━━ Data
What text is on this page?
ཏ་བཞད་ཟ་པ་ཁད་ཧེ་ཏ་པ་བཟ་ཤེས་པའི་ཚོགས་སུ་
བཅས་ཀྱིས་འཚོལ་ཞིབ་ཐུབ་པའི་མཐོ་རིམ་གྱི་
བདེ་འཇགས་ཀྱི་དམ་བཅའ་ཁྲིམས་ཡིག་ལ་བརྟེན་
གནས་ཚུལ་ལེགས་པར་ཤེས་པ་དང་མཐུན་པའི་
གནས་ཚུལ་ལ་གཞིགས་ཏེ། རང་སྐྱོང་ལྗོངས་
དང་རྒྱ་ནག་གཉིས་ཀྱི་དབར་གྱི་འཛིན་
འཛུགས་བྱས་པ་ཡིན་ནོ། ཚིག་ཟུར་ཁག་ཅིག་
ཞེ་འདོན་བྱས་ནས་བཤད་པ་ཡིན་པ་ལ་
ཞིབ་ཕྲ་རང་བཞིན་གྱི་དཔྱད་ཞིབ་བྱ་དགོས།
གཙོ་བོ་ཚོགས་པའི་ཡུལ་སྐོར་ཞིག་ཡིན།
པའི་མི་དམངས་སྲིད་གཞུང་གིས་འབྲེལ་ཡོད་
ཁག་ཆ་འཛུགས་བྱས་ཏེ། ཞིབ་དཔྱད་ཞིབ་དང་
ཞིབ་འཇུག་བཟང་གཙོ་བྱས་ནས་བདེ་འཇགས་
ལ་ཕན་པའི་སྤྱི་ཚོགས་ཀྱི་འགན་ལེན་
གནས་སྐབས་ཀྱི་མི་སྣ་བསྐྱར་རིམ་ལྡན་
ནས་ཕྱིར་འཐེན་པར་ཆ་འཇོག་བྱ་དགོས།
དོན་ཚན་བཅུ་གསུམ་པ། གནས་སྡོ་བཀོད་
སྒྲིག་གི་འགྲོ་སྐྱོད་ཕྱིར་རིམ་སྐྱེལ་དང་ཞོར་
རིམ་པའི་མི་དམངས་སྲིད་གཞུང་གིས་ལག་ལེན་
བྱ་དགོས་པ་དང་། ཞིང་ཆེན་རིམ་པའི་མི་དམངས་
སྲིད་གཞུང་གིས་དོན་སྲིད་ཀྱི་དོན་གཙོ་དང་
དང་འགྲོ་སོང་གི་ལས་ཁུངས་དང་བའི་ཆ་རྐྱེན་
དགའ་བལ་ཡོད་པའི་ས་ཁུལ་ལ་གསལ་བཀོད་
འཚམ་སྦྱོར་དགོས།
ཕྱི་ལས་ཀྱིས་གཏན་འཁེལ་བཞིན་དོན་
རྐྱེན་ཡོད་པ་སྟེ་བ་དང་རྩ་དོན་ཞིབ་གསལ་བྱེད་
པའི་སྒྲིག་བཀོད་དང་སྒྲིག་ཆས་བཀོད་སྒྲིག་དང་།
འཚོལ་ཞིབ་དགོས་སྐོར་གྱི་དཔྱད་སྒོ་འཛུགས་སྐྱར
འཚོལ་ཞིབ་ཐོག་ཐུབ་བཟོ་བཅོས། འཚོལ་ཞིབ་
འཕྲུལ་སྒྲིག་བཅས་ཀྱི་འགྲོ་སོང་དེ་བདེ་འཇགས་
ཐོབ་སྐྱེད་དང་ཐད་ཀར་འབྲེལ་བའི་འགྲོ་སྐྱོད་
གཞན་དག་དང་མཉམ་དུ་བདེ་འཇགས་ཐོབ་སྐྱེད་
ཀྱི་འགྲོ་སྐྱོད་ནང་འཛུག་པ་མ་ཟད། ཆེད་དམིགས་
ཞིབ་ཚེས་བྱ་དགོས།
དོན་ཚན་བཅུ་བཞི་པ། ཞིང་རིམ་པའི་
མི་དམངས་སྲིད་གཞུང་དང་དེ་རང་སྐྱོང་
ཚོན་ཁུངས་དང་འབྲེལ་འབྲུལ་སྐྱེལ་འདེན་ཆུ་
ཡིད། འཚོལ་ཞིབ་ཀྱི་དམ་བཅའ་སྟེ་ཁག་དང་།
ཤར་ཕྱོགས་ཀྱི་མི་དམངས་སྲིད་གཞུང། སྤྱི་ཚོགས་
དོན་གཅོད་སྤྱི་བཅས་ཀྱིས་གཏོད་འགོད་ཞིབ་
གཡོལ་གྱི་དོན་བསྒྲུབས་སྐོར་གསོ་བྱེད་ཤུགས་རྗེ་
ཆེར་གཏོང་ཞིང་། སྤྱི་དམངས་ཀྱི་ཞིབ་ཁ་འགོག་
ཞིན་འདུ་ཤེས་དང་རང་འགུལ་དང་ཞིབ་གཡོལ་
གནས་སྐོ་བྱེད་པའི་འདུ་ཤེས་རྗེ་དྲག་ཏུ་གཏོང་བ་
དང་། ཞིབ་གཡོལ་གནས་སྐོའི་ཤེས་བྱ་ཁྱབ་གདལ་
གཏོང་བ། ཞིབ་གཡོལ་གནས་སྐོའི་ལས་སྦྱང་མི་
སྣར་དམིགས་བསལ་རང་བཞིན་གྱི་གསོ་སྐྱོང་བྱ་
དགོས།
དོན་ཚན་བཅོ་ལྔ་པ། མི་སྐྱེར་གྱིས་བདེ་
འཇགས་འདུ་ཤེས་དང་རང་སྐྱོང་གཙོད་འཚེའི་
━━━━
**Direction:** Please output the entire listing exactly as it stands.

**Expected answer:**
What text is on this page?
ཏ་བཞད་ཟ་པ་ཁད་ཧེ་ཏ་པ་བཟ་ཤེས་པའི་ཚོགས་སུ་
བཅས་ཀྱིས་འཚོལ་ཞིབ་ཐུབ་པའི་མཐོ་རིམ་གྱི་
བདེ་འཇགས་ཀྱི་དམ་བཅའ་ཁྲིམས་ཡིག་ལ་བརྟེན་
གནས་ཚུལ་ལེགས་པར་ཤེས་པ་དང་མཐུན་པའི་
གནས་ཚུལ་ལ་གཞིགས་ཏེ། རང་སྐྱོང་ལྗོངས་
དང་རྒྱ་ནག་གཉིས་ཀྱི་དབར་གྱི་འཛིན་
འཛུགས་བྱས་པ་ཡིན་ནོ། ཚིག་ཟུར་ཁག་ཅིག་
ཞེ་འདོན་བྱས་ནས་བཤད་པ་ཡིན་པ་ལ་
ཞིབ་ཕྲ་རང་བཞིན་གྱི་དཔྱད་ཞིབ་བྱ་དགོས།
གཙོ་བོ་ཚོགས་པའི་ཡུལ་སྐོར་ཞིག་ཡིན།
པའི་མི་དམངས་སྲིད་གཞུང་གིས་འབྲེལ་ཡོད་
ཁག་ཆ་འཛུགས་བྱས་ཏེ། ཞིབ་དཔྱད་ཞིབ་དང་
ཞིབ་འཇུག་བཟང་གཙོ་བྱས་ནས་བདེ་འཇགས་
ལ་ཕན་པའི་སྤྱི་ཚོགས་ཀྱི་འགན་ལེན་
གནས་སྐབས་ཀྱི་མི་སྣ་བསྐྱར་རིམ་ལྡན་
ནས་ཕྱིར་འཐེན་པར་ཆ་འཇོག་བྱ་དགོས།
དོན་ཚན་བཅུ་གསུམ་པ། གནས་སྡོ་བཀོད་
སྒྲིག་གི་འགྲོ་སྐྱོད་ཕྱིར་རིམ་སྐྱེལ་དང་ཞོར་
རིམ་པའི་མི་དམངས་སྲིད་གཞུང་གིས་ལག་ལེན་
བྱ་དགོས་པ་དང་། ཞིང་ཆེན་རིམ་པའི་མི་དམངས་
སྲིད་གཞུང་གིས་དོན་སྲིད་ཀྱི་དོན་གཙོ་དང་
དང་འགྲོ་སོང་གི་ལས་ཁུངས་དང་བའི་ཆ་རྐྱེན་
དགའ་བལ་ཡོད་པའི་ས་ཁུལ་ལ་གསལ་བཀོད་
འཚམ་སྦྱོར་དགོས།
ཕྱི་ལས་ཀྱིས་གཏན་འཁེལ་བཞིན་དོན་
རྐྱེན་ཡོད་པ་སྟེ་བ་དང་རྩ་དོན་ཞིབ་གསལ་བྱེད་
པའི་སྒྲིག་བཀོད་དང་སྒྲིག་ཆས་བཀོད་སྒྲིག་དང་།
འཚོལ་ཞིབ་དགོས་སྐོར་གྱི་དཔྱད་སྒོ་འཛུགས་སྐྱར
འཚོལ་ཞིབ་ཐོག་ཐུབ་བཟོ་བཅོས། འཚོལ་ཞིབ་
འཕྲུལ་སྒྲིག་བཅས་ཀྱི་འགྲོ་སོང་དེ་བདེ་འཇགས་
ཐོབ་སྐྱེད་དང་ཐད་ཀར་འབྲེལ་བའི་འགྲོ་སྐྱོད་
གཞན་དག་དང་མཉམ་དུ་བདེ་འཇགས་ཐོབ་སྐྱེད་
ཀྱི་འགྲོ་སྐྱོད་ནང་འཛུག་པ་མ་ཟད། ཆེད་དམིགས་
ཞིབ་ཚེས་བྱ་དགོས།
དོན་ཚན་བཅུ་བཞི་པ། ཞིང་རིམ་པའི་
མི་དམངས་སྲིད་གཞུང་དང་དེ་རང་སྐྱོང་
ཚོན་ཁུངས་དང་འབྲེལ་འབྲུལ་སྐྱེལ་འདེན་ཆུ་
ཡིད། འཚོལ་ཞིབ་ཀྱི་དམ་བཅའ་སྟེ་ཁག་དང་།
ཤར་ཕྱོགས་ཀྱི་མི་དམངས་སྲིད་གཞུང། སྤྱི་ཚོགས་
དོན་གཅོད་སྤྱི་བཅས་ཀྱིས་གཏོད་འགོད་ཞིབ་
གཡོལ་གྱི་དོན་བསྒྲུབས་སྐོར་གསོ་བྱེད་ཤུགས་རྗེ་
ཆེར་གཏོང་ཞིང་། སྤྱི་དམངས་ཀྱི་ཞིབ་ཁ་འགོག་
ཞིན་འདུ་ཤེས་དང་རང་འགུལ་དང་ཞིབ་གཡོལ་
གནས་སྐོ་བྱེད་པའི་འདུ་ཤེས་རྗེ་དྲག་ཏུ་གཏོང་བ་
དང་། ཞིབ་གཡོལ་གནས་སྐོའི་ཤེས་བྱ་ཁྱབ་གདལ་
གཏོང་བ། ཞིབ་གཡོལ་གནས་སྐོའི་ལས་སྦྱང་མི་
སྣར་དམིགས་བསལ་རང་བཞིན་གྱི་གསོ་སྐྱོང་བྱ་
དགོས།
དོན་ཚན་བཅོ་ལྔ་པ། མི་སྐྱེར་གྱིས་བདེ་
འཇགས་འདུ་ཤེས་དང་རང་སྐྱོང་གཙོད་འཚེའི་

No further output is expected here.